• **WORK REQUEST**
Go line by line through the data and copy those with the word "JSON".

• **DATA RECORDS**
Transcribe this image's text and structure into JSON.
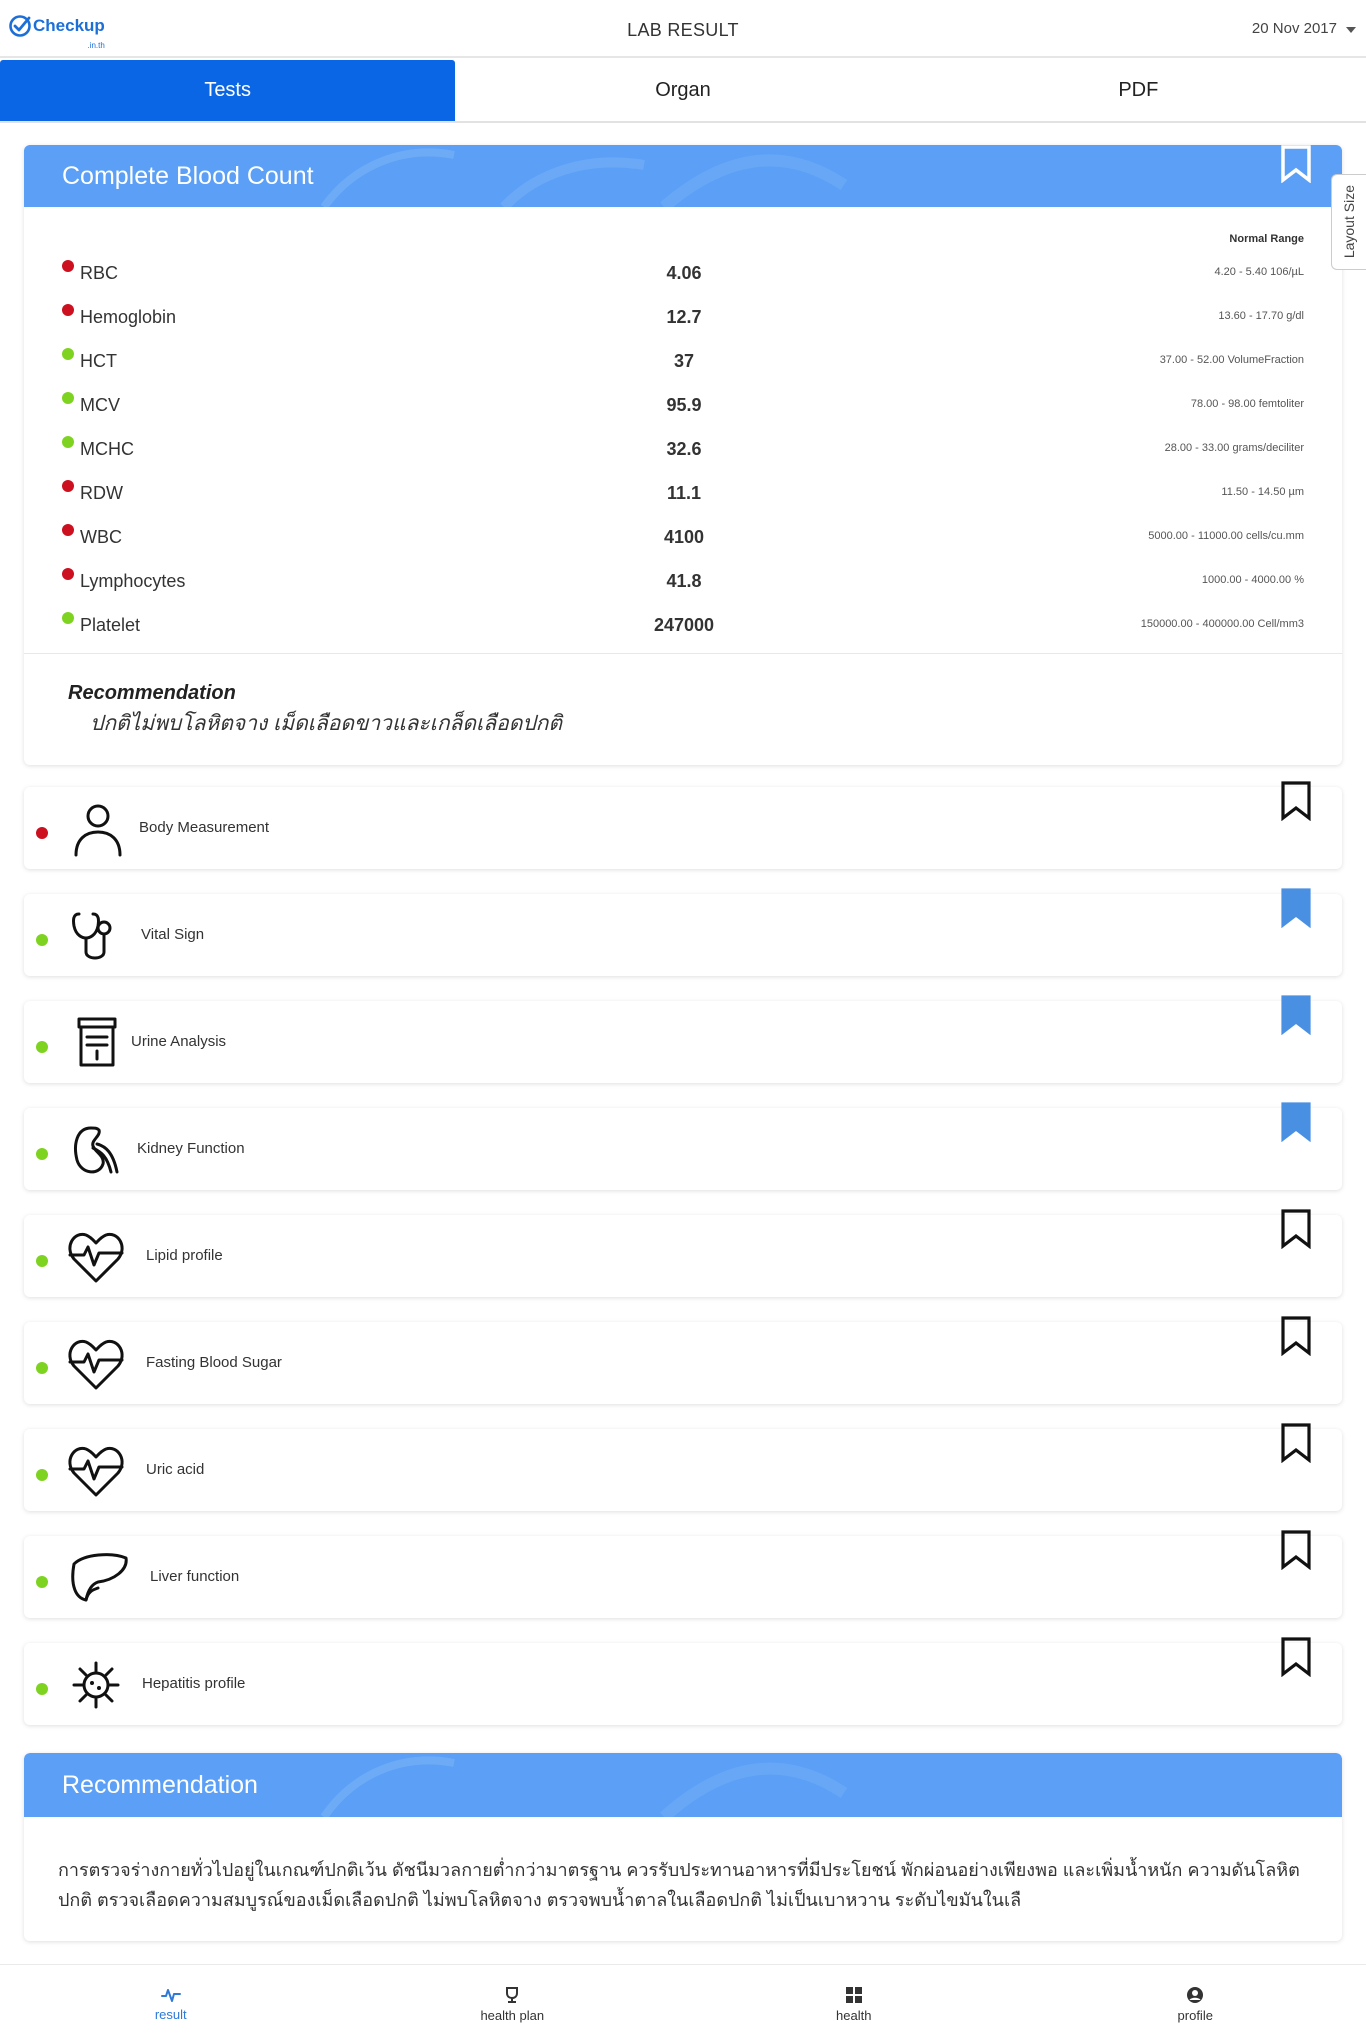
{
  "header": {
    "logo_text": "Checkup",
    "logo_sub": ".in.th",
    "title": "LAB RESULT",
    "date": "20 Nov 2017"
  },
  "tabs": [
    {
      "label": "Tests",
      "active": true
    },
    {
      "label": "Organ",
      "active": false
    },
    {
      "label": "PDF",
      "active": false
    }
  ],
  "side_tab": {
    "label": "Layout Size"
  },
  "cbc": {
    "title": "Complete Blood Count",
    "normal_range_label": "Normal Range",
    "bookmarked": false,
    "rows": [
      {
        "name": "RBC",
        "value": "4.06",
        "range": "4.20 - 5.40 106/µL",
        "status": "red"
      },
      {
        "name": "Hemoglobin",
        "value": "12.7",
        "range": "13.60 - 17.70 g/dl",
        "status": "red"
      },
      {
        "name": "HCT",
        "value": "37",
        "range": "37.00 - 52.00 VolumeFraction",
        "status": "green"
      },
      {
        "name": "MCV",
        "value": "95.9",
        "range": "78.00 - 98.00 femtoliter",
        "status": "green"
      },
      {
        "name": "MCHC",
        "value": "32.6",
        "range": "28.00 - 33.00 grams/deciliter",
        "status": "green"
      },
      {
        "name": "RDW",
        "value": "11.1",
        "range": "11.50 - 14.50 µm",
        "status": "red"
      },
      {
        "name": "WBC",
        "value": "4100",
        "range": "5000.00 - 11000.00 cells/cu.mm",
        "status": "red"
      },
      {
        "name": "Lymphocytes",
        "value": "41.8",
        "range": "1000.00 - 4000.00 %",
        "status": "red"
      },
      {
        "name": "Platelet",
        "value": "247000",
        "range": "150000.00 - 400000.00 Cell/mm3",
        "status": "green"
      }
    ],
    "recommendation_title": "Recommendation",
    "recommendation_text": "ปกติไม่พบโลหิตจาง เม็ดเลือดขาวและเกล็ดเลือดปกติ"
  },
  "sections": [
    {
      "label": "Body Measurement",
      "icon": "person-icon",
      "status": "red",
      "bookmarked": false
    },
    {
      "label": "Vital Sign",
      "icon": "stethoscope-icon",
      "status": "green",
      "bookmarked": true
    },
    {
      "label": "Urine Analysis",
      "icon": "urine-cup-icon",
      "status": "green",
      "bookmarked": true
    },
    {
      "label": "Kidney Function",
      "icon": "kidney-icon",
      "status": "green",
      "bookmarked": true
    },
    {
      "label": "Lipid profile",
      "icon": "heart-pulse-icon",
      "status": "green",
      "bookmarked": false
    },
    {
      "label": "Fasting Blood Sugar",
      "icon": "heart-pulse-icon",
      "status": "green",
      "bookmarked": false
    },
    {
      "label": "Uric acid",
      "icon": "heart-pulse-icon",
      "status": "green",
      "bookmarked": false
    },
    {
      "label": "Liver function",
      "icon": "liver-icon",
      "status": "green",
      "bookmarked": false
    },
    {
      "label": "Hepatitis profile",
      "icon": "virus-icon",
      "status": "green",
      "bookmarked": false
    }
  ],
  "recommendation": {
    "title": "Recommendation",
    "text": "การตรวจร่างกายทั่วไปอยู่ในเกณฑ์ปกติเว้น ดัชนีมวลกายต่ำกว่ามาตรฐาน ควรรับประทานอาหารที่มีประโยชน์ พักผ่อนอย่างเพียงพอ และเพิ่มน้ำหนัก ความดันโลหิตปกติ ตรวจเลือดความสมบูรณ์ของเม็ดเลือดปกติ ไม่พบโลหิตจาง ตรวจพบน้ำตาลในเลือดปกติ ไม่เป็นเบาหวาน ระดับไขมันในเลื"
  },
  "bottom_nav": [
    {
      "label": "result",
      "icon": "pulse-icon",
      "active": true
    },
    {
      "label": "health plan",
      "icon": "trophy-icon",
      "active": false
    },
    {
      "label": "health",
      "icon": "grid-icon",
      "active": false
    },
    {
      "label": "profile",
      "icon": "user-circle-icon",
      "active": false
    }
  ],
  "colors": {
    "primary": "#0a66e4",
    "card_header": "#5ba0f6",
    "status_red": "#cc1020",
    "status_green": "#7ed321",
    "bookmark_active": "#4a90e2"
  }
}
--
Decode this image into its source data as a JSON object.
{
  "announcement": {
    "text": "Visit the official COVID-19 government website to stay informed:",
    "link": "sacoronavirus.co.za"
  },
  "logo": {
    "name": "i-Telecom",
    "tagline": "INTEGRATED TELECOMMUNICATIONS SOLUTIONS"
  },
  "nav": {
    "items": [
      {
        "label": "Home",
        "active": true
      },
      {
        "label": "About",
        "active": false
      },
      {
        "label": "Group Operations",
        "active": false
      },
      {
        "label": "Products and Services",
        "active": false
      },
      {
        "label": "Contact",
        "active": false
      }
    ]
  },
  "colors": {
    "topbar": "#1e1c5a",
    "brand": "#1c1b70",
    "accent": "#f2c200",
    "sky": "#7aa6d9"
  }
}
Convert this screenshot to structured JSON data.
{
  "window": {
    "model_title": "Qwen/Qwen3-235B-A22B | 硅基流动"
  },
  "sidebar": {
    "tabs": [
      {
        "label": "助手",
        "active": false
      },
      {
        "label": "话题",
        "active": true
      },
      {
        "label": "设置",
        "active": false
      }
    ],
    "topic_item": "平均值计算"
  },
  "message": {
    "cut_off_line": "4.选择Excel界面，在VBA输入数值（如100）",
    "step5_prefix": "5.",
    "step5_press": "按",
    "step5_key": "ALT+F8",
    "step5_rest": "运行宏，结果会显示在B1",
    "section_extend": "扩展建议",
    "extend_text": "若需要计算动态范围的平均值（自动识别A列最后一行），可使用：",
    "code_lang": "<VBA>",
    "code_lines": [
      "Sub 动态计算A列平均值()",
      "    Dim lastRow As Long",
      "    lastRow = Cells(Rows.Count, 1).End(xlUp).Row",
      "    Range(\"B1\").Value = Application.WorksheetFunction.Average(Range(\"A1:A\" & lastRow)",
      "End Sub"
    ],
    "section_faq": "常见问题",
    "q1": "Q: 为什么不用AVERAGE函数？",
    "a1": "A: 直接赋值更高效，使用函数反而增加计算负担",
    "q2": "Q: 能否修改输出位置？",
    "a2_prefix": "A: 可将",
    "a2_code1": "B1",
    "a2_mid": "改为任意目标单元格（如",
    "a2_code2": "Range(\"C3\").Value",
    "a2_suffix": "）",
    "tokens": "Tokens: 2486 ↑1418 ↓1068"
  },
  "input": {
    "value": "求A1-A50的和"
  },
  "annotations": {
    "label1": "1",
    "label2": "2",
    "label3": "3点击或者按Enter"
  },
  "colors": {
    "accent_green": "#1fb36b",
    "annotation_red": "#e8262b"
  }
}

• **ANSWER SPACE**
Transcribe this image's text and structure into JSON.
Decode this image into its source data as a JSON object.
Convert this screenshot to structured JSON data.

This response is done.